>> BEGIN Given records

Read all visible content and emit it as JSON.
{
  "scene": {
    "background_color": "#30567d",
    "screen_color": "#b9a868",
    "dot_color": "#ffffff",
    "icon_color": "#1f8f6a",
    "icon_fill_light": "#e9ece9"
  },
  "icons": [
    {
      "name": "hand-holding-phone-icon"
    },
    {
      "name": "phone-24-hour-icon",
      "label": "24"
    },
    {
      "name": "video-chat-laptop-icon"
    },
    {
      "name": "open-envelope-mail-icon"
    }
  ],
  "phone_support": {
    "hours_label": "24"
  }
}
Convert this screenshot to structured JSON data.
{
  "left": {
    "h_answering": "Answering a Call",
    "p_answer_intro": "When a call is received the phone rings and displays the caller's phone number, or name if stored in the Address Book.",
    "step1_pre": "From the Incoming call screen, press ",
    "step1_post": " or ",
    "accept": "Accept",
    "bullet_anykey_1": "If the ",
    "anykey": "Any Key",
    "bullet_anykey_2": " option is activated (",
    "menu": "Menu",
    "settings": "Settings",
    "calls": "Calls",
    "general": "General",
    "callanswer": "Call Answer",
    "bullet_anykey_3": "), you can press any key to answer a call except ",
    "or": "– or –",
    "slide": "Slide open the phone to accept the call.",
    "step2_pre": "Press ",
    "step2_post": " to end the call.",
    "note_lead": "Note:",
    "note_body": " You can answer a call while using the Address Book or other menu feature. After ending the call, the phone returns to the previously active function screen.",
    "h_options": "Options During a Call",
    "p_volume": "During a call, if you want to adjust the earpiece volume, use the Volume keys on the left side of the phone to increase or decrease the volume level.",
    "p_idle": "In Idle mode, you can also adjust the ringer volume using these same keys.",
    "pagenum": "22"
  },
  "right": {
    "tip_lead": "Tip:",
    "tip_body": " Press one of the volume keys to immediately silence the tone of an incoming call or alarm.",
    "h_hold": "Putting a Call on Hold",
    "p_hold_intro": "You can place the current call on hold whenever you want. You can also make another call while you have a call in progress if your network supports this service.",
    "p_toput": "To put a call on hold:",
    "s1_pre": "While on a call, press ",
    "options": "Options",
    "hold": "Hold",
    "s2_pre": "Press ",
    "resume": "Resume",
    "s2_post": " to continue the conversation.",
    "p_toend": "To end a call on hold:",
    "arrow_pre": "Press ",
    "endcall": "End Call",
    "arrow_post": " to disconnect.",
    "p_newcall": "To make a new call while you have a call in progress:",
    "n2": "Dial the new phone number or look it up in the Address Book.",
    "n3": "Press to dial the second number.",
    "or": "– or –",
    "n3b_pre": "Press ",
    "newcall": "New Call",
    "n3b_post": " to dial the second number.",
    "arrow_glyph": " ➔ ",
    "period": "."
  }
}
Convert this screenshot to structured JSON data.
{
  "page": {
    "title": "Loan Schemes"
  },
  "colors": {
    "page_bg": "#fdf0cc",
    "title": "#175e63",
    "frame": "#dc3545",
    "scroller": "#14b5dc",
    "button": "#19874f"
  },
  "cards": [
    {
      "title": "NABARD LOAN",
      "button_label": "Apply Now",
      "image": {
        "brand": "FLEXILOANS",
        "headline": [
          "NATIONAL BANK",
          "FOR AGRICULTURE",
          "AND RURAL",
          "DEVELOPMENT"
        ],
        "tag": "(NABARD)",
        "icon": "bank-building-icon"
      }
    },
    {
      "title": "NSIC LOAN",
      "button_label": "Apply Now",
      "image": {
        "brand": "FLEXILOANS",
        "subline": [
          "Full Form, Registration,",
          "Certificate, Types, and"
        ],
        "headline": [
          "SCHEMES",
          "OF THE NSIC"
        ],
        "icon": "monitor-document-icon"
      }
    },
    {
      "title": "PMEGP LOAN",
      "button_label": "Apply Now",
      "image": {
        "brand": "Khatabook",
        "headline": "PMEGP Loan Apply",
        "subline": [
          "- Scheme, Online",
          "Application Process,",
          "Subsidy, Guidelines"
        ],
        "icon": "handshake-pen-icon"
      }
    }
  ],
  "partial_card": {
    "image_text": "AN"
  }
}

>> END Given records

__Your instructions__. Using the entries above, please restate each one word for word.

__Task response__.
Read all visible content and emit it as JSON.
{
  "scene": {
    "background_color": "#30567d",
    "screen_color": "#b9a868",
    "dot_color": "#ffffff",
    "icon_color": "#1f8f6a",
    "icon_fill_light": "#e9ece9"
  },
  "icons": [
    {
      "name": "hand-holding-phone-icon"
    },
    {
      "name": "phone-24-hour-icon",
      "label": "24"
    },
    {
      "name": "video-chat-laptop-icon"
    },
    {
      "name": "open-envelope-mail-icon"
    }
  ],
  "phone_support": {
    "hours_label": "24"
  }
}
Convert this screenshot to structured JSON data.
{
  "left": {
    "h_answering": "Answering a Call",
    "p_answer_intro": "When a call is received the phone rings and displays the caller's phone number, or name if stored in the Address Book.",
    "step1_pre": "From the Incoming call screen, press ",
    "step1_post": " or ",
    "accept": "Accept",
    "bullet_anykey_1": "If the ",
    "anykey": "Any Key",
    "bullet_anykey_2": " option is activated (",
    "menu": "Menu",
    "settings": "Settings",
    "calls": "Calls",
    "general": "General",
    "callanswer": "Call Answer",
    "bullet_anykey_3": "), you can press any key to answer a call except ",
    "or": "– or –",
    "slide": "Slide open the phone to accept the call.",
    "step2_pre": "Press ",
    "step2_post": " to end the call.",
    "note_lead": "Note:",
    "note_body": " You can answer a call while using the Address Book or other menu feature. After ending the call, the phone returns to the previously active function screen.",
    "h_options": "Options During a Call",
    "p_volume": "During a call, if you want to adjust the earpiece volume, use the Volume keys on the left side of the phone to increase or decrease the volume level.",
    "p_idle": "In Idle mode, you can also adjust the ringer volume using these same keys.",
    "pagenum": "22"
  },
  "right": {
    "tip_lead": "Tip:",
    "tip_body": " Press one of the volume keys to immediately silence the tone of an incoming call or alarm.",
    "h_hold": "Putting a Call on Hold",
    "p_hold_intro": "You can place the current call on hold whenever you want. You can also make another call while you have a call in progress if your network supports this service.",
    "p_toput": "To put a call on hold:",
    "s1_pre": "While on a call, press ",
    "options": "Options",
    "hold": "Hold",
    "s2_pre": "Press ",
    "resume": "Resume",
    "s2_post": " to continue the conversation.",
    "p_toend": "To end a call on hold:",
    "arrow_pre": "Press ",
    "endcall": "End Call",
    "arrow_post": " to disconnect.",
    "p_newcall": "To make a new call while you have a call in progress:",
    "n2": "Dial the new phone number or look it up in the Address Book.",
    "n3": "Press to dial the second number.",
    "or": "– or –",
    "n3b_pre": "Press ",
    "newcall": "New Call",
    "n3b_post": " to dial the second number.",
    "arrow_glyph": " ➔ ",
    "period": "."
  }
}
Convert this screenshot to structured JSON data.
{
  "page": {
    "title": "Loan Schemes"
  },
  "colors": {
    "page_bg": "#fdf0cc",
    "title": "#175e63",
    "frame": "#dc3545",
    "scroller": "#14b5dc",
    "button": "#19874f"
  },
  "cards": [
    {
      "title": "NABARD LOAN",
      "button_label": "Apply Now",
      "image": {
        "brand": "FLEXILOANS",
        "headline": [
          "NATIONAL BANK",
          "FOR AGRICULTURE",
          "AND RURAL",
          "DEVELOPMENT"
        ],
        "tag": "(NABARD)",
        "icon": "bank-building-icon"
      }
    },
    {
      "title": "NSIC LOAN",
      "button_label": "Apply Now",
      "image": {
        "brand": "FLEXILOANS",
        "subline": [
          "Full Form, Registration,",
          "Certificate, Types, and"
        ],
        "headline": [
          "SCHEMES",
          "OF THE NSIC"
        ],
        "icon": "monitor-document-icon"
      }
    },
    {
      "title": "PMEGP LOAN",
      "button_label": "Apply Now",
      "image": {
        "brand": "Khatabook",
        "headline": "PMEGP Loan Apply",
        "subline": [
          "- Scheme, Online",
          "Application Process,",
          "Subsidy, Guidelines"
        ],
        "icon": "handshake-pen-icon"
      }
    }
  ],
  "partial_card": {
    "image_text": "AN"
  }
}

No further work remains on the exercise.